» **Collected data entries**
──────────────────────────────
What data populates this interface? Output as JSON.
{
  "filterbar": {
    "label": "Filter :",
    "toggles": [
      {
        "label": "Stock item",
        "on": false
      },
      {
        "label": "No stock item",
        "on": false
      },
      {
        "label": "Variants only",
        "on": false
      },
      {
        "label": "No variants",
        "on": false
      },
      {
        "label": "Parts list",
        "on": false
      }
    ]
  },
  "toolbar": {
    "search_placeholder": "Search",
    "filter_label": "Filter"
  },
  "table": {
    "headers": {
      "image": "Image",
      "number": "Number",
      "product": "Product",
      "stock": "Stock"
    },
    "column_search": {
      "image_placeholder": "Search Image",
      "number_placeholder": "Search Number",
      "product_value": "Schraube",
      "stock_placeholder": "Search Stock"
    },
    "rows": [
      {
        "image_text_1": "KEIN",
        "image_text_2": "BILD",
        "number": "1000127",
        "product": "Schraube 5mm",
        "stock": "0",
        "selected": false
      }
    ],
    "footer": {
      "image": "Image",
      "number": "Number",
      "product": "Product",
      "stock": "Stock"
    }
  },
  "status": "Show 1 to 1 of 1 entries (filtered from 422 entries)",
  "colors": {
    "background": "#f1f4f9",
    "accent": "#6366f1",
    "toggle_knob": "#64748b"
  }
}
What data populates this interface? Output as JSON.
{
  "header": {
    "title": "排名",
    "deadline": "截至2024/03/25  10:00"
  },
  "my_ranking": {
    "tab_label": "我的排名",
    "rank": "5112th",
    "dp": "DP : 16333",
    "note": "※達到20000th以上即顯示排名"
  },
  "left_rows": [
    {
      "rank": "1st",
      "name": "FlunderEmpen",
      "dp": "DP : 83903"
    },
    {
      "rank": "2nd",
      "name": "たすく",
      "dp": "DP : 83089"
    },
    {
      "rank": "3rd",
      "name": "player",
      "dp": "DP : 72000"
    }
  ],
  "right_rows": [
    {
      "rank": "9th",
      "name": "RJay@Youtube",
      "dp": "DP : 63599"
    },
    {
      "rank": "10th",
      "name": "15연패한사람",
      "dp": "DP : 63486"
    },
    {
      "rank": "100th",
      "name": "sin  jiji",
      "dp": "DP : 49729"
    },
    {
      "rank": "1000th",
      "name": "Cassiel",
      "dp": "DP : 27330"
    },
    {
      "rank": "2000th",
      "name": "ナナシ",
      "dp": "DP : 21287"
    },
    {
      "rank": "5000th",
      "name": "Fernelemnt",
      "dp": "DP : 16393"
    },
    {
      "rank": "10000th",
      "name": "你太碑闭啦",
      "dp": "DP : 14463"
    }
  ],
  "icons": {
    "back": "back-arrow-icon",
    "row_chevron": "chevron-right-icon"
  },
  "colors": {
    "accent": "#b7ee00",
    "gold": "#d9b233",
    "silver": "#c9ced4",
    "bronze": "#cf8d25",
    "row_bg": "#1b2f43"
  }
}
──────────────────────────────
Nothing should be left out: repeat all of the data exactly.

» **Answer in full**
What data populates this interface? Output as JSON.
{
  "filterbar": {
    "label": "Filter :",
    "toggles": [
      {
        "label": "Stock item",
        "on": false
      },
      {
        "label": "No stock item",
        "on": false
      },
      {
        "label": "Variants only",
        "on": false
      },
      {
        "label": "No variants",
        "on": false
      },
      {
        "label": "Parts list",
        "on": false
      }
    ]
  },
  "toolbar": {
    "search_placeholder": "Search",
    "filter_label": "Filter"
  },
  "table": {
    "headers": {
      "image": "Image",
      "number": "Number",
      "product": "Product",
      "stock": "Stock"
    },
    "column_search": {
      "image_placeholder": "Search Image",
      "number_placeholder": "Search Number",
      "product_value": "Schraube",
      "stock_placeholder": "Search Stock"
    },
    "rows": [
      {
        "image_text_1": "KEIN",
        "image_text_2": "BILD",
        "number": "1000127",
        "product": "Schraube 5mm",
        "stock": "0",
        "selected": false
      }
    ],
    "footer": {
      "image": "Image",
      "number": "Number",
      "product": "Product",
      "stock": "Stock"
    }
  },
  "status": "Show 1 to 1 of 1 entries (filtered from 422 entries)",
  "colors": {
    "background": "#f1f4f9",
    "accent": "#6366f1",
    "toggle_knob": "#64748b"
  }
}
What data populates this interface? Output as JSON.
{
  "header": {
    "title": "排名",
    "deadline": "截至2024/03/25  10:00"
  },
  "my_ranking": {
    "tab_label": "我的排名",
    "rank": "5112th",
    "dp": "DP : 16333",
    "note": "※達到20000th以上即顯示排名"
  },
  "left_rows": [
    {
      "rank": "1st",
      "name": "FlunderEmpen",
      "dp": "DP : 83903"
    },
    {
      "rank": "2nd",
      "name": "たすく",
      "dp": "DP : 83089"
    },
    {
      "rank": "3rd",
      "name": "player",
      "dp": "DP : 72000"
    }
  ],
  "right_rows": [
    {
      "rank": "9th",
      "name": "RJay@Youtube",
      "dp": "DP : 63599"
    },
    {
      "rank": "10th",
      "name": "15연패한사람",
      "dp": "DP : 63486"
    },
    {
      "rank": "100th",
      "name": "sin  jiji",
      "dp": "DP : 49729"
    },
    {
      "rank": "1000th",
      "name": "Cassiel",
      "dp": "DP : 27330"
    },
    {
      "rank": "2000th",
      "name": "ナナシ",
      "dp": "DP : 21287"
    },
    {
      "rank": "5000th",
      "name": "Fernelemnt",
      "dp": "DP : 16393"
    },
    {
      "rank": "10000th",
      "name": "你太碑闭啦",
      "dp": "DP : 14463"
    }
  ],
  "icons": {
    "back": "back-arrow-icon",
    "row_chevron": "chevron-right-icon"
  },
  "colors": {
    "accent": "#b7ee00",
    "gold": "#d9b233",
    "silver": "#c9ced4",
    "bronze": "#cf8d25",
    "row_bg": "#1b2f43"
  }
}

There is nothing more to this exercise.